### Provided records

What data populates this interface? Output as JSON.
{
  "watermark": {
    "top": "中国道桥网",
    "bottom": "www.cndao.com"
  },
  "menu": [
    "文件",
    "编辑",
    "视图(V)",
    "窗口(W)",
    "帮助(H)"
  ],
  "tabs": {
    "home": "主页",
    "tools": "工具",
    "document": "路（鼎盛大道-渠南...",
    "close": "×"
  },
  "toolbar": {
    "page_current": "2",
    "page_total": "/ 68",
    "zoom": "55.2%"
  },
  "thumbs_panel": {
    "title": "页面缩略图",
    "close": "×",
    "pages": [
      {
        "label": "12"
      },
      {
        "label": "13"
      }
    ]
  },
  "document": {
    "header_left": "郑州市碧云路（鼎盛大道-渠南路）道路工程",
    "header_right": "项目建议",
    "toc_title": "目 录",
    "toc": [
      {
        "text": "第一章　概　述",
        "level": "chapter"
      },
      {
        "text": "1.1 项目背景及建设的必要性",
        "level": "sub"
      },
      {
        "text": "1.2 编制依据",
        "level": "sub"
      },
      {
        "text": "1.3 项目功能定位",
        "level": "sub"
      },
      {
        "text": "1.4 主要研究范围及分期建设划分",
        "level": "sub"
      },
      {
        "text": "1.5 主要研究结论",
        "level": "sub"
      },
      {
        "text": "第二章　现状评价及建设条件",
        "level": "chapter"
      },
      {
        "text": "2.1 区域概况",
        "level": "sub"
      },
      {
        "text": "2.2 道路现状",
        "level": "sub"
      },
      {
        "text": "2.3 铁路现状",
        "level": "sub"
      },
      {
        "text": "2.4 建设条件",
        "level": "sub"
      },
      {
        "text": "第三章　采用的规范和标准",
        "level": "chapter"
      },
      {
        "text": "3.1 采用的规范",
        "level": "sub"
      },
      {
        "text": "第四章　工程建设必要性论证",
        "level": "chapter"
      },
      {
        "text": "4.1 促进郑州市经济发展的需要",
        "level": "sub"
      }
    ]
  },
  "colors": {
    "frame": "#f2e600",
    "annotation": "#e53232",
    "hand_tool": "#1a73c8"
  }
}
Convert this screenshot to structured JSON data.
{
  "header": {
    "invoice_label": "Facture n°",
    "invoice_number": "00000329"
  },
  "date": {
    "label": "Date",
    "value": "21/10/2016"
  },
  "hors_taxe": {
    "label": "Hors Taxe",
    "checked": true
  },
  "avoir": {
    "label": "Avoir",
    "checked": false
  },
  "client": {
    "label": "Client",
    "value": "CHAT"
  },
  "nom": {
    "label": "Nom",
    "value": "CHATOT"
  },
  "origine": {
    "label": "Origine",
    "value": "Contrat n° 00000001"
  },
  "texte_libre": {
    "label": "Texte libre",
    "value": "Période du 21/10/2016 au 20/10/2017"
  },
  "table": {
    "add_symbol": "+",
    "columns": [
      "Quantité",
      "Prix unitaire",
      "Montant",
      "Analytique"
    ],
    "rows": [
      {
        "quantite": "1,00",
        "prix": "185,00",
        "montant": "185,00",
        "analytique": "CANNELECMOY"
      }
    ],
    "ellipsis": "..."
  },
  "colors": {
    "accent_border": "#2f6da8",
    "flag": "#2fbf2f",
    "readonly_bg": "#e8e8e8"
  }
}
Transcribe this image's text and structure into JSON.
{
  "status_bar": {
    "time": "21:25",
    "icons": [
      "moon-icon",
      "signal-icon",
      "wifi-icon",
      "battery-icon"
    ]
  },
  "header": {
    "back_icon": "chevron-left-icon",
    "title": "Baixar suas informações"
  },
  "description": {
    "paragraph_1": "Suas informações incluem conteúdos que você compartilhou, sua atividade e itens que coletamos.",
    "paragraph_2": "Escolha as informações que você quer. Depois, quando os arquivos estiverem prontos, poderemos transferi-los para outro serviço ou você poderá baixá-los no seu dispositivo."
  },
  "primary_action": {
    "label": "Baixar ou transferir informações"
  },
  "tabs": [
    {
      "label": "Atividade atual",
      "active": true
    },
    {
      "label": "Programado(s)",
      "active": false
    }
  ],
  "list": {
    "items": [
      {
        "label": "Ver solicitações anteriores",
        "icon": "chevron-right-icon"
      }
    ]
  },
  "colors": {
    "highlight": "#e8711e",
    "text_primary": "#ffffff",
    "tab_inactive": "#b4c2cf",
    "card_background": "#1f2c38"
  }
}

######

What is being asked: Quote all the records exactly, please, leaving none out.

Reply to the exercise:
What data populates this interface? Output as JSON.
{
  "watermark": {
    "top": "中国道桥网",
    "bottom": "www.cndao.com"
  },
  "menu": [
    "文件",
    "编辑",
    "视图(V)",
    "窗口(W)",
    "帮助(H)"
  ],
  "tabs": {
    "home": "主页",
    "tools": "工具",
    "document": "路（鼎盛大道-渠南...",
    "close": "×"
  },
  "toolbar": {
    "page_current": "2",
    "page_total": "/ 68",
    "zoom": "55.2%"
  },
  "thumbs_panel": {
    "title": "页面缩略图",
    "close": "×",
    "pages": [
      {
        "label": "12"
      },
      {
        "label": "13"
      }
    ]
  },
  "document": {
    "header_left": "郑州市碧云路（鼎盛大道-渠南路）道路工程",
    "header_right": "项目建议",
    "toc_title": "目 录",
    "toc": [
      {
        "text": "第一章　概　述",
        "level": "chapter"
      },
      {
        "text": "1.1 项目背景及建设的必要性",
        "level": "sub"
      },
      {
        "text": "1.2 编制依据",
        "level": "sub"
      },
      {
        "text": "1.3 项目功能定位",
        "level": "sub"
      },
      {
        "text": "1.4 主要研究范围及分期建设划分",
        "level": "sub"
      },
      {
        "text": "1.5 主要研究结论",
        "level": "sub"
      },
      {
        "text": "第二章　现状评价及建设条件",
        "level": "chapter"
      },
      {
        "text": "2.1 区域概况",
        "level": "sub"
      },
      {
        "text": "2.2 道路现状",
        "level": "sub"
      },
      {
        "text": "2.3 铁路现状",
        "level": "sub"
      },
      {
        "text": "2.4 建设条件",
        "level": "sub"
      },
      {
        "text": "第三章　采用的规范和标准",
        "level": "chapter"
      },
      {
        "text": "3.1 采用的规范",
        "level": "sub"
      },
      {
        "text": "第四章　工程建设必要性论证",
        "level": "chapter"
      },
      {
        "text": "4.1 促进郑州市经济发展的需要",
        "level": "sub"
      }
    ]
  },
  "colors": {
    "frame": "#f2e600",
    "annotation": "#e53232",
    "hand_tool": "#1a73c8"
  }
}
Convert this screenshot to structured JSON data.
{
  "header": {
    "invoice_label": "Facture n°",
    "invoice_number": "00000329"
  },
  "date": {
    "label": "Date",
    "value": "21/10/2016"
  },
  "hors_taxe": {
    "label": "Hors Taxe",
    "checked": true
  },
  "avoir": {
    "label": "Avoir",
    "checked": false
  },
  "client": {
    "label": "Client",
    "value": "CHAT"
  },
  "nom": {
    "label": "Nom",
    "value": "CHATOT"
  },
  "origine": {
    "label": "Origine",
    "value": "Contrat n° 00000001"
  },
  "texte_libre": {
    "label": "Texte libre",
    "value": "Période du 21/10/2016 au 20/10/2017"
  },
  "table": {
    "add_symbol": "+",
    "columns": [
      "Quantité",
      "Prix unitaire",
      "Montant",
      "Analytique"
    ],
    "rows": [
      {
        "quantite": "1,00",
        "prix": "185,00",
        "montant": "185,00",
        "analytique": "CANNELECMOY"
      }
    ],
    "ellipsis": "..."
  },
  "colors": {
    "accent_border": "#2f6da8",
    "flag": "#2fbf2f",
    "readonly_bg": "#e8e8e8"
  }
}
Transcribe this image's text and structure into JSON.
{
  "status_bar": {
    "time": "21:25",
    "icons": [
      "moon-icon",
      "signal-icon",
      "wifi-icon",
      "battery-icon"
    ]
  },
  "header": {
    "back_icon": "chevron-left-icon",
    "title": "Baixar suas informações"
  },
  "description": {
    "paragraph_1": "Suas informações incluem conteúdos que você compartilhou, sua atividade e itens que coletamos.",
    "paragraph_2": "Escolha as informações que você quer. Depois, quando os arquivos estiverem prontos, poderemos transferi-los para outro serviço ou você poderá baixá-los no seu dispositivo."
  },
  "primary_action": {
    "label": "Baixar ou transferir informações"
  },
  "tabs": [
    {
      "label": "Atividade atual",
      "active": true
    },
    {
      "label": "Programado(s)",
      "active": false
    }
  ],
  "list": {
    "items": [
      {
        "label": "Ver solicitações anteriores",
        "icon": "chevron-right-icon"
      }
    ]
  },
  "colors": {
    "highlight": "#e8711e",
    "text_primary": "#ffffff",
    "tab_inactive": "#b4c2cf",
    "card_background": "#1f2c38"
  }
}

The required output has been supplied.